• WHAT IS ASKED:
Which lines below hold the word "title"? Report each one.

━━ TASK DATA

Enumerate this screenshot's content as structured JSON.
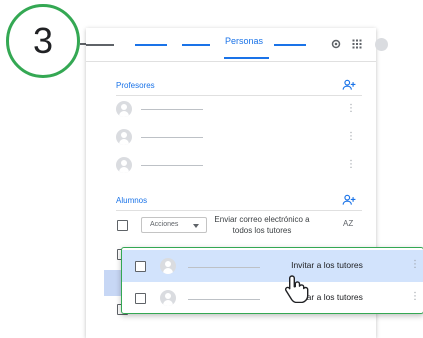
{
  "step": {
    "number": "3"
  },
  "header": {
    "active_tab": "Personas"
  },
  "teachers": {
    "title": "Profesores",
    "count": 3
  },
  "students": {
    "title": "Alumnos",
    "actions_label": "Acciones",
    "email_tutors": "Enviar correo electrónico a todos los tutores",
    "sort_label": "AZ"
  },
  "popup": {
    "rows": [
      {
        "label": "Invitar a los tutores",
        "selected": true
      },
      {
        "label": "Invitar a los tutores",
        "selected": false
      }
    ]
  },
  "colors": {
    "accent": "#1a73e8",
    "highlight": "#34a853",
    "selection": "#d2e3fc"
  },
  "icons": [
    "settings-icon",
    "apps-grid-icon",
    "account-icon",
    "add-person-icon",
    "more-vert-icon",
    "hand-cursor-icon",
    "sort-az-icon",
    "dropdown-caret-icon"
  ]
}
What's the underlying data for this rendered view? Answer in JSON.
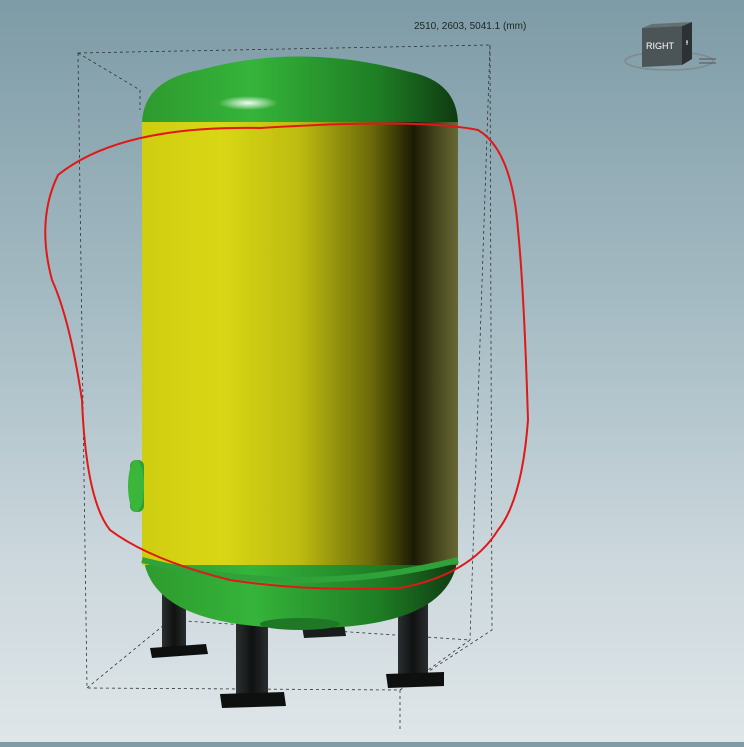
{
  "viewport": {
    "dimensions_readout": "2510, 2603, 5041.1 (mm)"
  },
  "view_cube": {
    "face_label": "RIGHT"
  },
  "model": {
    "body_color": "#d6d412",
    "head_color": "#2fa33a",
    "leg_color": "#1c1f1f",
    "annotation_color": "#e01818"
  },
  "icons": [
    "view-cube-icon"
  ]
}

━━━━
━━ TASK DATA

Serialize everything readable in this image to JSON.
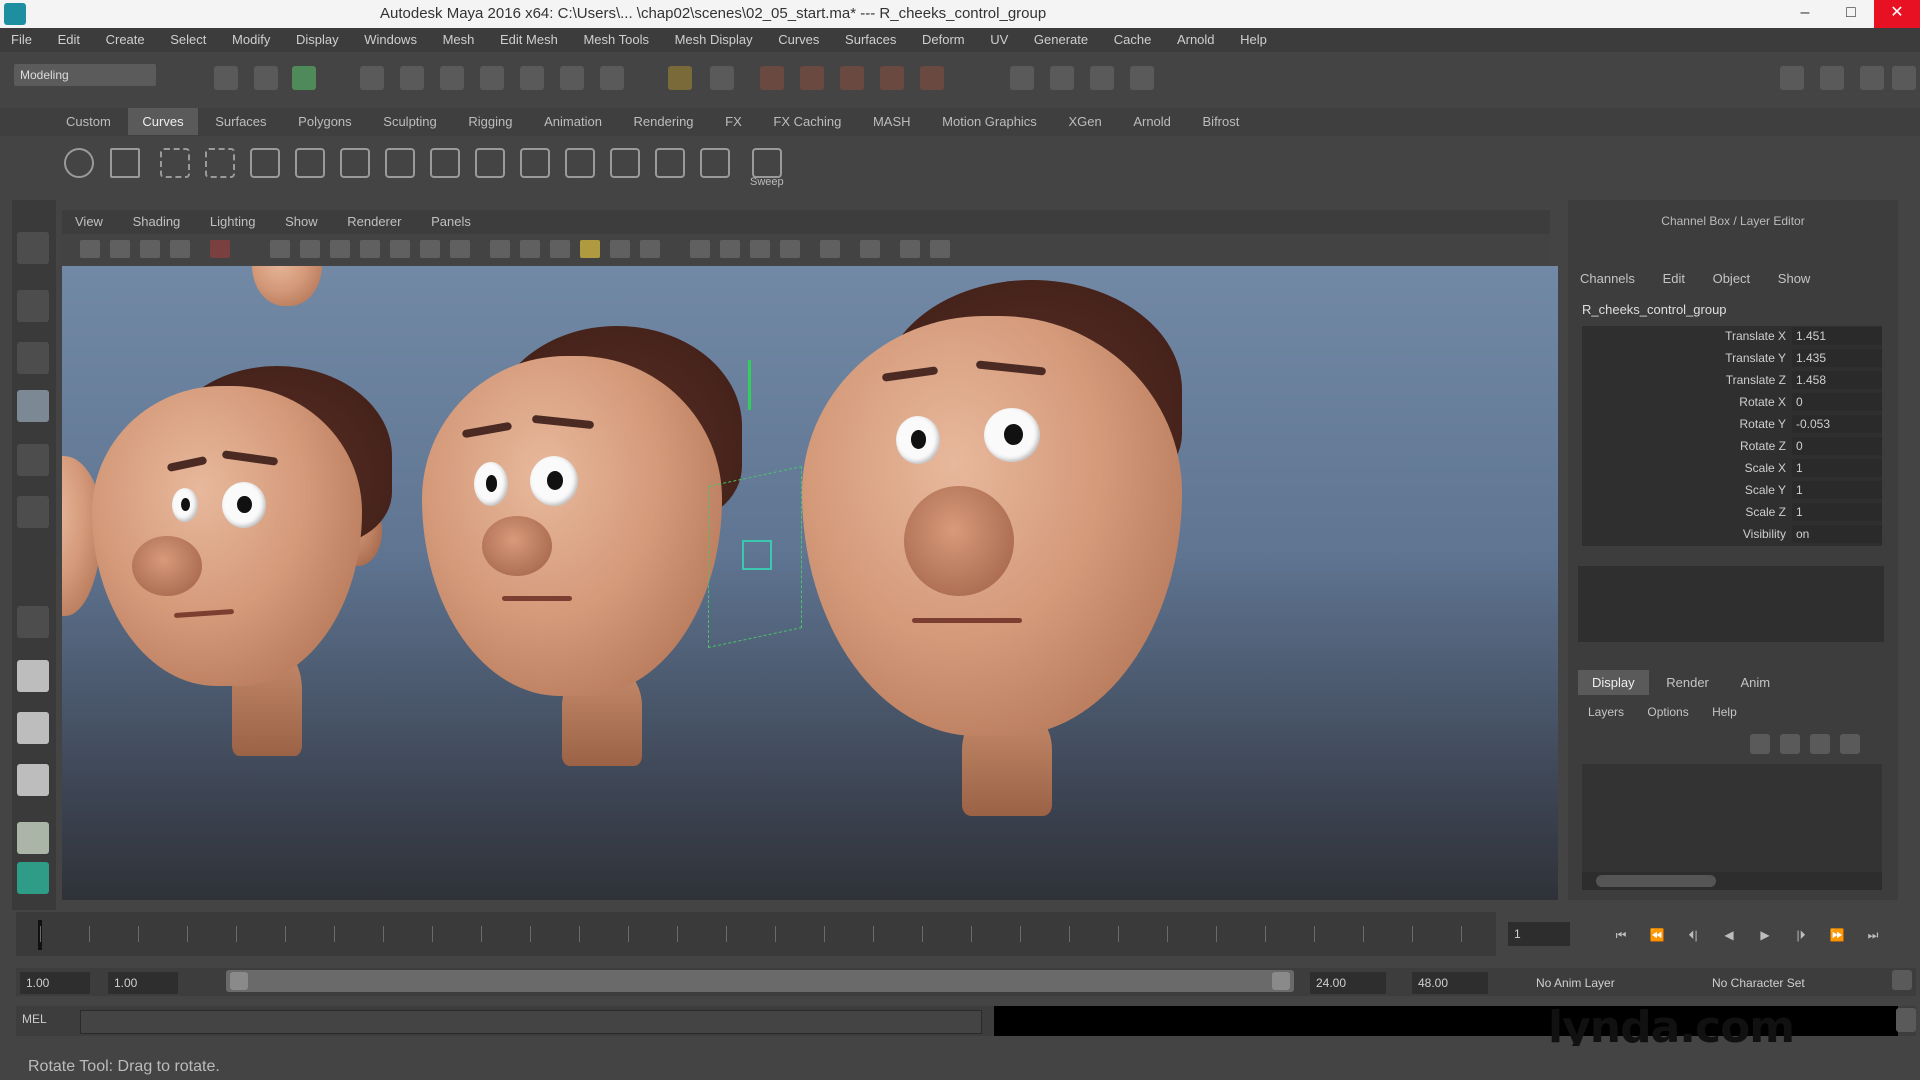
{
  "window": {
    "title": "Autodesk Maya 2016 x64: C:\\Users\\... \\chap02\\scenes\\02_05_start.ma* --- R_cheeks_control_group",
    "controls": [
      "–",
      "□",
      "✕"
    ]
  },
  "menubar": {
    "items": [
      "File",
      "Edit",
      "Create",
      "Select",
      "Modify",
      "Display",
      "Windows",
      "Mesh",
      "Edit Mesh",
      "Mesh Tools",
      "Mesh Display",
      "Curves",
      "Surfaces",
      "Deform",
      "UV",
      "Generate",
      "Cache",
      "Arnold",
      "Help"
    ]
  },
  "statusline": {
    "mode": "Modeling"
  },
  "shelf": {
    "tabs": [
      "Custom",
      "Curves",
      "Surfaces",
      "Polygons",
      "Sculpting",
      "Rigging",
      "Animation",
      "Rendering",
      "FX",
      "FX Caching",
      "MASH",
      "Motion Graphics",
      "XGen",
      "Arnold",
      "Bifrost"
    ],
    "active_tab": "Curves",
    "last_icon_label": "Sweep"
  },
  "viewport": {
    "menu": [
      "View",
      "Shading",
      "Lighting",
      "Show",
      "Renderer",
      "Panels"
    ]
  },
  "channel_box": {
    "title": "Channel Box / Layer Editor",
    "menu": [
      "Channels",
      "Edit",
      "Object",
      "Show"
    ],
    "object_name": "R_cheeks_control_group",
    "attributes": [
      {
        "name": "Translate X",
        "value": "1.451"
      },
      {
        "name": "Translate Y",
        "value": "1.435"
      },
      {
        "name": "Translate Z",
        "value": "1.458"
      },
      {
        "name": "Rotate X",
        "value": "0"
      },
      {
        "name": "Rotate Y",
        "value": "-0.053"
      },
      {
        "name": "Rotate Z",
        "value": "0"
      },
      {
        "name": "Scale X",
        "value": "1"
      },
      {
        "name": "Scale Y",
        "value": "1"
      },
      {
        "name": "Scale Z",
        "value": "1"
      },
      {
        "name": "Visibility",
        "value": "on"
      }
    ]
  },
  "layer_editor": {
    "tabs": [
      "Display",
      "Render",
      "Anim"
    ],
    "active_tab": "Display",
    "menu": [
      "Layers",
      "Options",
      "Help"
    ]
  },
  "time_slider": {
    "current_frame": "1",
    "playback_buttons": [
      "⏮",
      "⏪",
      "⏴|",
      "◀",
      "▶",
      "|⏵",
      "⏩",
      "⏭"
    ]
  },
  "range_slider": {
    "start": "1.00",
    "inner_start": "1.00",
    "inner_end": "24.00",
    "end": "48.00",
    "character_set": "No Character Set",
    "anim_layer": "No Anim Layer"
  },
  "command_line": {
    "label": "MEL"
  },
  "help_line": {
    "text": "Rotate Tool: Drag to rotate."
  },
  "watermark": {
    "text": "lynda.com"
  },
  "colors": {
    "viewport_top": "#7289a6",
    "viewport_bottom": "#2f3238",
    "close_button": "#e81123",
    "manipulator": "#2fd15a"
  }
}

━━━━

• REPLY TO THE TASK:
    "title": "Profesores",
    "title": "Alumnos",
    "title": "Autodesk Maya 2016 x64: C:\\Users\\... \\chap02\\scenes\\02_05_start.ma* --- R_cheeks_control_group",
    "title": "Channel Box / Layer Editor",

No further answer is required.